• [GIVEN EXERCISE] Locate each line holding the string "title" and copy it.

(Dataset rows about figures)
——

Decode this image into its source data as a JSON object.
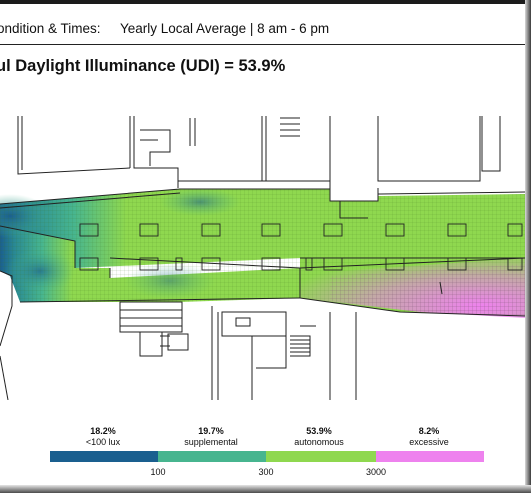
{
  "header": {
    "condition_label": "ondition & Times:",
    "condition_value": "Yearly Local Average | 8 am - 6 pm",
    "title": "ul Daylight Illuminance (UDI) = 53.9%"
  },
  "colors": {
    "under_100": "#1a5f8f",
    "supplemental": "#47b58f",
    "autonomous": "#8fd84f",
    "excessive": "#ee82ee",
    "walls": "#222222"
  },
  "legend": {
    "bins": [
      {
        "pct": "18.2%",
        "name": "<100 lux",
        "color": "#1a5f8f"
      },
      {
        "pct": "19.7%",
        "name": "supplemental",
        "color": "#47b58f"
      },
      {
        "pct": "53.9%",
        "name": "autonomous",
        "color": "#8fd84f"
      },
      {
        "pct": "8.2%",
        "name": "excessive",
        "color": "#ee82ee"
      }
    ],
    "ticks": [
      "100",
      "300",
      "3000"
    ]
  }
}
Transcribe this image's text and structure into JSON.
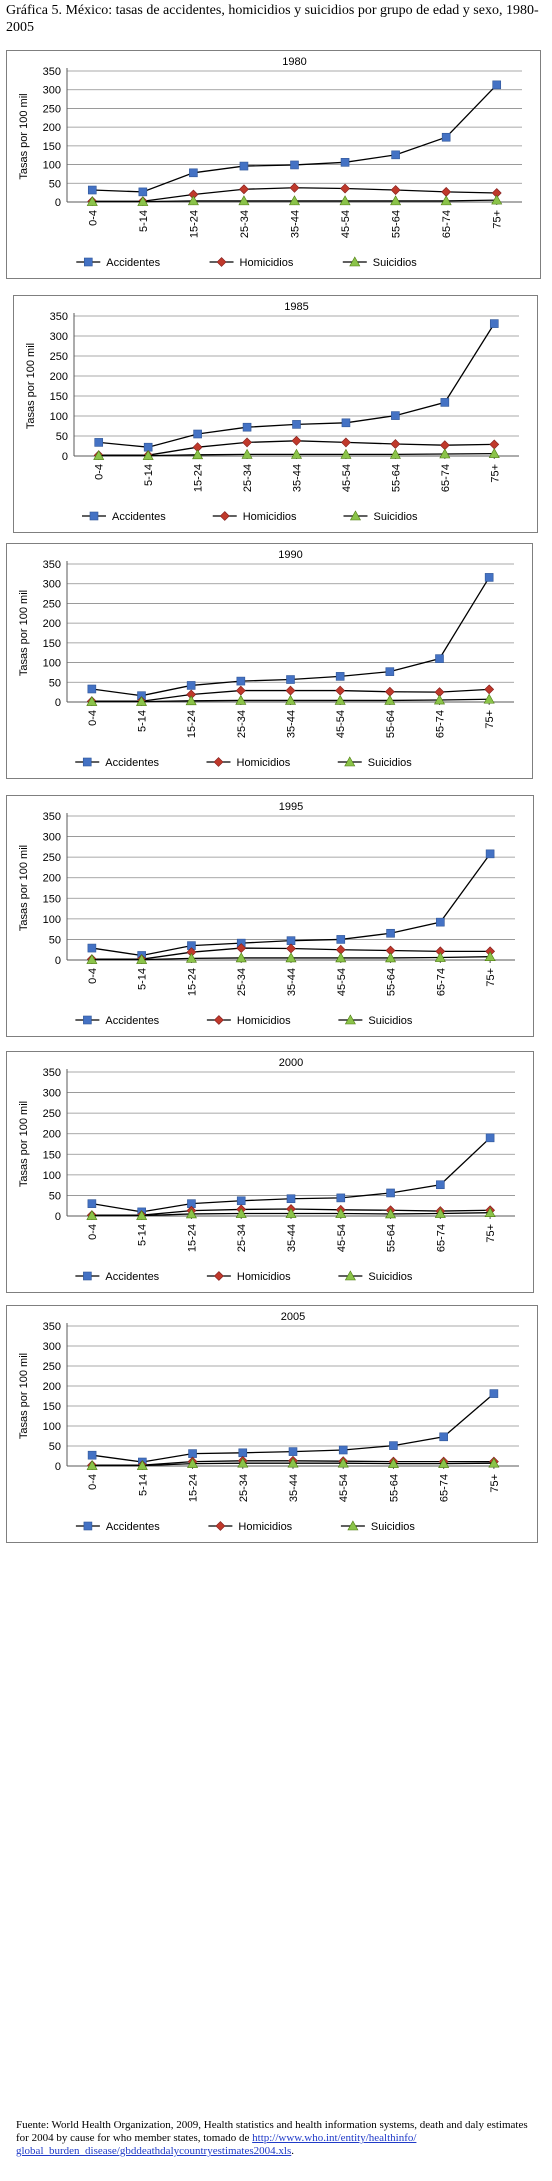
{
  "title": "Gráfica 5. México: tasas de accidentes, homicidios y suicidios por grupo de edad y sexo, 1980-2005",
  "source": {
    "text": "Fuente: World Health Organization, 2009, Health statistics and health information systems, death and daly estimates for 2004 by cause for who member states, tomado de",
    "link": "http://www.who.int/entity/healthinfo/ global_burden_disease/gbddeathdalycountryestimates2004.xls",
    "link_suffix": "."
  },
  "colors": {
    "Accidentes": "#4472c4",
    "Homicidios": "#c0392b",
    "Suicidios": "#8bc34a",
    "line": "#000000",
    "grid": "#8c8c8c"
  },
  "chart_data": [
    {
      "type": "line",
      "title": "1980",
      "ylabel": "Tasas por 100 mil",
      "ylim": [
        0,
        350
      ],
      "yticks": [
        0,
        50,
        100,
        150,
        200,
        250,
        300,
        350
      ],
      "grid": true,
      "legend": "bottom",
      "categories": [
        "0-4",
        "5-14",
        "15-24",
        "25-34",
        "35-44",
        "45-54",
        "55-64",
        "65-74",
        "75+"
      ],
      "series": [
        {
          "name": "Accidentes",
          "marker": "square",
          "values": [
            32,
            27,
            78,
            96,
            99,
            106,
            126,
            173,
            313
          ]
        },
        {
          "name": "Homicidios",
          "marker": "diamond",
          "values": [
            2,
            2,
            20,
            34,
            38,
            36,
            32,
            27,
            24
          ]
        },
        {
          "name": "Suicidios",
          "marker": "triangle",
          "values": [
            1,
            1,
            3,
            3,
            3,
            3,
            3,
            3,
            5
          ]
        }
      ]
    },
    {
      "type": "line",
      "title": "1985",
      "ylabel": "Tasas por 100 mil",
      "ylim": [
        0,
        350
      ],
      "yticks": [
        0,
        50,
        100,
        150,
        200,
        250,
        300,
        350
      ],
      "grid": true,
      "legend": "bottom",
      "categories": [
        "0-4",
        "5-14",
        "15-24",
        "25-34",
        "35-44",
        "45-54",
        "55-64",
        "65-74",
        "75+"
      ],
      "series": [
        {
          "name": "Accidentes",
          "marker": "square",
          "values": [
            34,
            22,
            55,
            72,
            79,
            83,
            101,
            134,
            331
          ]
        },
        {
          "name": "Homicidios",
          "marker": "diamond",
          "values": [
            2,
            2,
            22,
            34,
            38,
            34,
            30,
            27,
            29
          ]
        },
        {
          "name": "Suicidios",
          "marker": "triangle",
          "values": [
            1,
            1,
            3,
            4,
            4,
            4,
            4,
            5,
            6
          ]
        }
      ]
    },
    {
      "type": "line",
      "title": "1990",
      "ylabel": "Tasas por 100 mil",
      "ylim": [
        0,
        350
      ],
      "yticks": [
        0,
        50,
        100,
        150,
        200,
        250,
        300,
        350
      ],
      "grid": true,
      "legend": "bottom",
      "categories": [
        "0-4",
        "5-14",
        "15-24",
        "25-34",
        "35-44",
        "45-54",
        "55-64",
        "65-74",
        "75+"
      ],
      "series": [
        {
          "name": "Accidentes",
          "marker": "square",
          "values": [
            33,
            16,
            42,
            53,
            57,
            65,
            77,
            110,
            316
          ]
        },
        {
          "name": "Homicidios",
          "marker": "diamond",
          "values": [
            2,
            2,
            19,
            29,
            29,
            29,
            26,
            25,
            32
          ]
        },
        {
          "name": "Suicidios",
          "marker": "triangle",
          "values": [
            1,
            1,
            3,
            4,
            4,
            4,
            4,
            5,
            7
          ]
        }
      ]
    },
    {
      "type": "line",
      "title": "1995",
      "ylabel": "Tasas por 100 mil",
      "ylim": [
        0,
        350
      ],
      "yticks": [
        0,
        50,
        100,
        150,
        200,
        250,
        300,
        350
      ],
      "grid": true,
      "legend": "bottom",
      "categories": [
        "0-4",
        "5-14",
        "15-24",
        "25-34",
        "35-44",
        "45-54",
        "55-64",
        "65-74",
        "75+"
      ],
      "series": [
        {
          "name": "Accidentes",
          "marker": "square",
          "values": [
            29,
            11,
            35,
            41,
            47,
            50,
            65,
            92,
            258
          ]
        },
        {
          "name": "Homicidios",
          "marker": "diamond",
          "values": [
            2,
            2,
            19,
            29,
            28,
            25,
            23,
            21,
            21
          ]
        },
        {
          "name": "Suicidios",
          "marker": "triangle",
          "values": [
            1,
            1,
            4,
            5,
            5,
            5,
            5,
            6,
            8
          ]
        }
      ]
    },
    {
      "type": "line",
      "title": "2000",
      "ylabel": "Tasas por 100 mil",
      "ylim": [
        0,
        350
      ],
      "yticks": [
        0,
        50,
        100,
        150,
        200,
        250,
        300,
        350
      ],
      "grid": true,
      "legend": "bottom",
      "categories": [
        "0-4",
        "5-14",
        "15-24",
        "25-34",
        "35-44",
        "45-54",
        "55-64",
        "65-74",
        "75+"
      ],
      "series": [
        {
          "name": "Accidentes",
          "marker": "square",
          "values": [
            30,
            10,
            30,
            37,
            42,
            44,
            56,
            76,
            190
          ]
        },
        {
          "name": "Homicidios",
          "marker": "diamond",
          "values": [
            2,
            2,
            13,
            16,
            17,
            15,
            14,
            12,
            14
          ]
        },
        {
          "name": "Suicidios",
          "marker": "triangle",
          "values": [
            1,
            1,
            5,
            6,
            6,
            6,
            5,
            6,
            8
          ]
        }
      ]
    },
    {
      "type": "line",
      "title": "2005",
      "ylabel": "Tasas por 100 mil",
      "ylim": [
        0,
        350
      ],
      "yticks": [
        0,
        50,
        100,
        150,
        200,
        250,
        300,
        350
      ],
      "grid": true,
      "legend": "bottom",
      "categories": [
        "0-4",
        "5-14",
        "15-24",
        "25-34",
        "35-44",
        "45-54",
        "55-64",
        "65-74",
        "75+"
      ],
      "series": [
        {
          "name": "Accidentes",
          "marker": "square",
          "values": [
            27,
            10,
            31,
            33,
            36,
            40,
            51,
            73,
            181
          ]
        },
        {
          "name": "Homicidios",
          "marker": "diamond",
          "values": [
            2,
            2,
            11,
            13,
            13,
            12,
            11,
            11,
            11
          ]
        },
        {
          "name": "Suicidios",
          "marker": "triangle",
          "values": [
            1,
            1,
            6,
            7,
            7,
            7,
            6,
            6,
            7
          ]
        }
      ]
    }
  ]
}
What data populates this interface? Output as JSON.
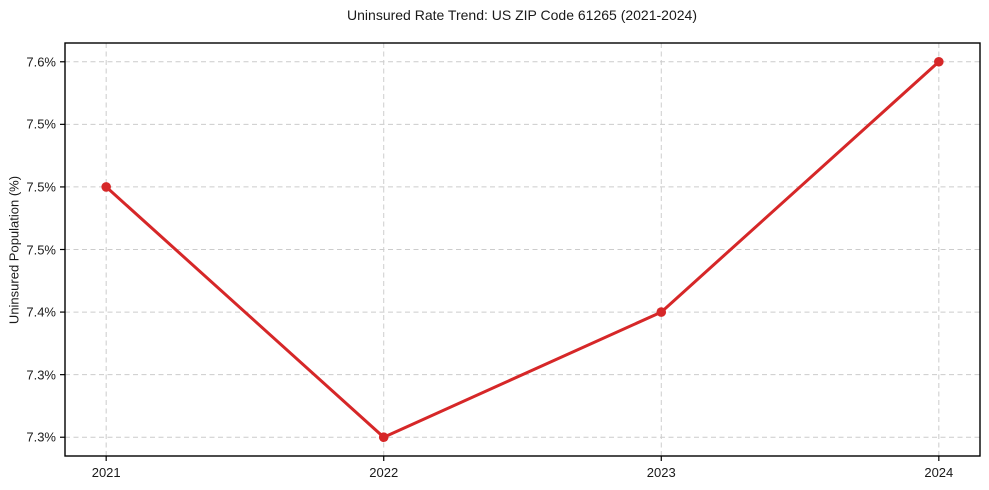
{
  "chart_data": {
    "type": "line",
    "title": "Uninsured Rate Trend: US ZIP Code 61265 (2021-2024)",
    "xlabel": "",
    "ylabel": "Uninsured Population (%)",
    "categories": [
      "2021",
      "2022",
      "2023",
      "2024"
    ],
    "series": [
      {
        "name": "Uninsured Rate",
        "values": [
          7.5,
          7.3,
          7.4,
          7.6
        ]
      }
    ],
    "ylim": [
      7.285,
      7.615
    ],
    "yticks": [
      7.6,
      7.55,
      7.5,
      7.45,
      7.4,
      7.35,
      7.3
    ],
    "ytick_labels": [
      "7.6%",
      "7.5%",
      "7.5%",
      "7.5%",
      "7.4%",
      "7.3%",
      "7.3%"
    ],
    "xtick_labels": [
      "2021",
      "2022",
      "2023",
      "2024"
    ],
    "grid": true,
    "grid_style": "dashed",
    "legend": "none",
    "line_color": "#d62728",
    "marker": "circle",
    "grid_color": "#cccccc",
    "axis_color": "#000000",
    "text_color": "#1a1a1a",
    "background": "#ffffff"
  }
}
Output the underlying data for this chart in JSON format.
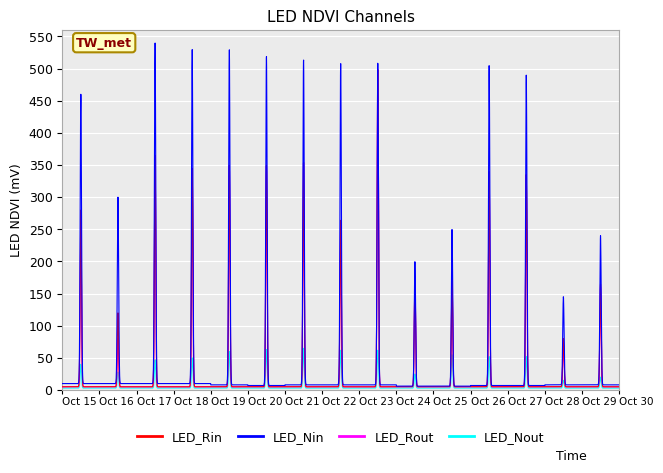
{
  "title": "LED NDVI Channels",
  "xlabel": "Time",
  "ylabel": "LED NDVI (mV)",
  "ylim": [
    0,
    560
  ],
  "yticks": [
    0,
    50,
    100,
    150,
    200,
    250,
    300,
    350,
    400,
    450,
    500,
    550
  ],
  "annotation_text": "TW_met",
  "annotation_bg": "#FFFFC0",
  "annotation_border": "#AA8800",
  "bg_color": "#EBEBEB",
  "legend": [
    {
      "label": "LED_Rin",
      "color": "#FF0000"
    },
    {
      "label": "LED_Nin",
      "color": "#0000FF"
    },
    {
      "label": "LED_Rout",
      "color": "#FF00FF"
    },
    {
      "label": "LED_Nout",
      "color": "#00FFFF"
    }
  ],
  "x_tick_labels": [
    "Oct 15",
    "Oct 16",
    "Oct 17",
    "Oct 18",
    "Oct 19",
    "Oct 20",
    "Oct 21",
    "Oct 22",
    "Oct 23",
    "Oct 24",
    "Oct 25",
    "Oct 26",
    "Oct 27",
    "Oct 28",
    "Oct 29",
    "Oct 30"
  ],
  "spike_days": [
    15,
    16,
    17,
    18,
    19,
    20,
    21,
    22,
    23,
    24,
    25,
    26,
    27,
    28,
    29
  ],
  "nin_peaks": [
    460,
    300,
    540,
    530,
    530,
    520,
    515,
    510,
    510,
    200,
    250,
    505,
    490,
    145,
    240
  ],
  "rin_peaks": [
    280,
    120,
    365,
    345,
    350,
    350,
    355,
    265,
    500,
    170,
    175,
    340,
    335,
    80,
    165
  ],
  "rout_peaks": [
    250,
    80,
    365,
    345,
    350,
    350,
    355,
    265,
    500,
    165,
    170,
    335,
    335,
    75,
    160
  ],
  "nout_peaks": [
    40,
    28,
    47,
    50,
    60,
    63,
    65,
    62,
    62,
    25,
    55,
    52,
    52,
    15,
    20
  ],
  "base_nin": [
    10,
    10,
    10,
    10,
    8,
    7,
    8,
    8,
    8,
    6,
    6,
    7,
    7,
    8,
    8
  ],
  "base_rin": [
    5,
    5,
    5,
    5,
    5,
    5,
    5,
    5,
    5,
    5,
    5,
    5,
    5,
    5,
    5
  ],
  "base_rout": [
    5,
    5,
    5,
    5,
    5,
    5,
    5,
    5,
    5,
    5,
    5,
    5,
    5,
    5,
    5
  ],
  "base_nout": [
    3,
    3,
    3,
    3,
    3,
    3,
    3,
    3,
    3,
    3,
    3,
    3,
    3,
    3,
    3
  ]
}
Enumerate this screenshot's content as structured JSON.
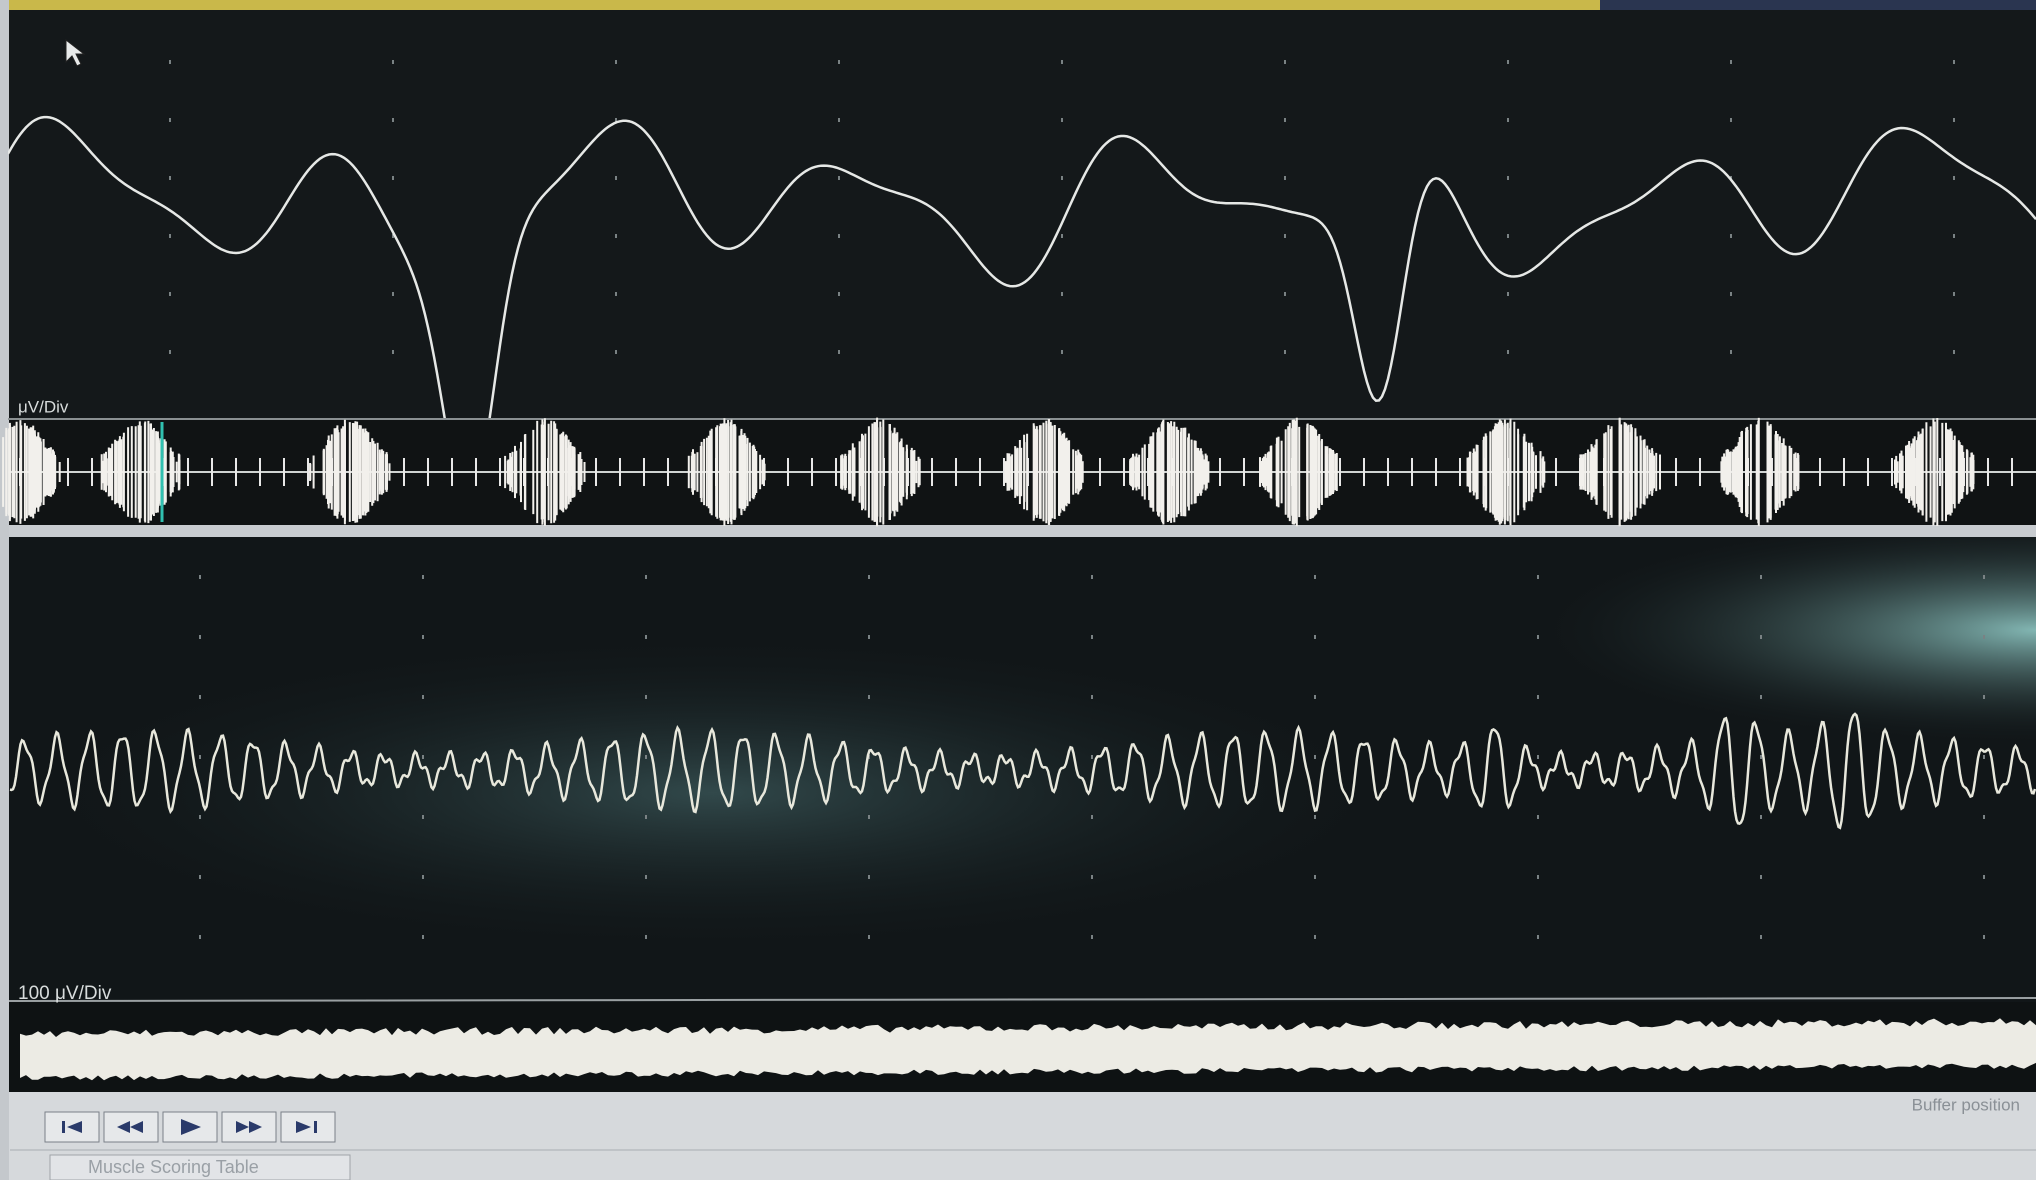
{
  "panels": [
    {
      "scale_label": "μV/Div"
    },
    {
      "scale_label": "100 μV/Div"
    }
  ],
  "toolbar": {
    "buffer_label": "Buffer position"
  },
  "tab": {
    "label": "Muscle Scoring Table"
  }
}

——

• [THE OUTPUT]
    "title": "ul Daylight Illuminance (UDI) = 53.9%"
  "title": "Gráfica 5. México: tasas de accidentes, homicidios y suicidios por grupo de edad y sexo, 1980-2005",
      "title": "1980",
      "title": "1985",
      "title": "1990",
      "title": "1995",
      "title": "2000",
      "title": "2005",
    "title": "Uninsured Rate Trend: US ZIP Code 61265 (2021-2024)",
  "title": "LED NDVI Channels",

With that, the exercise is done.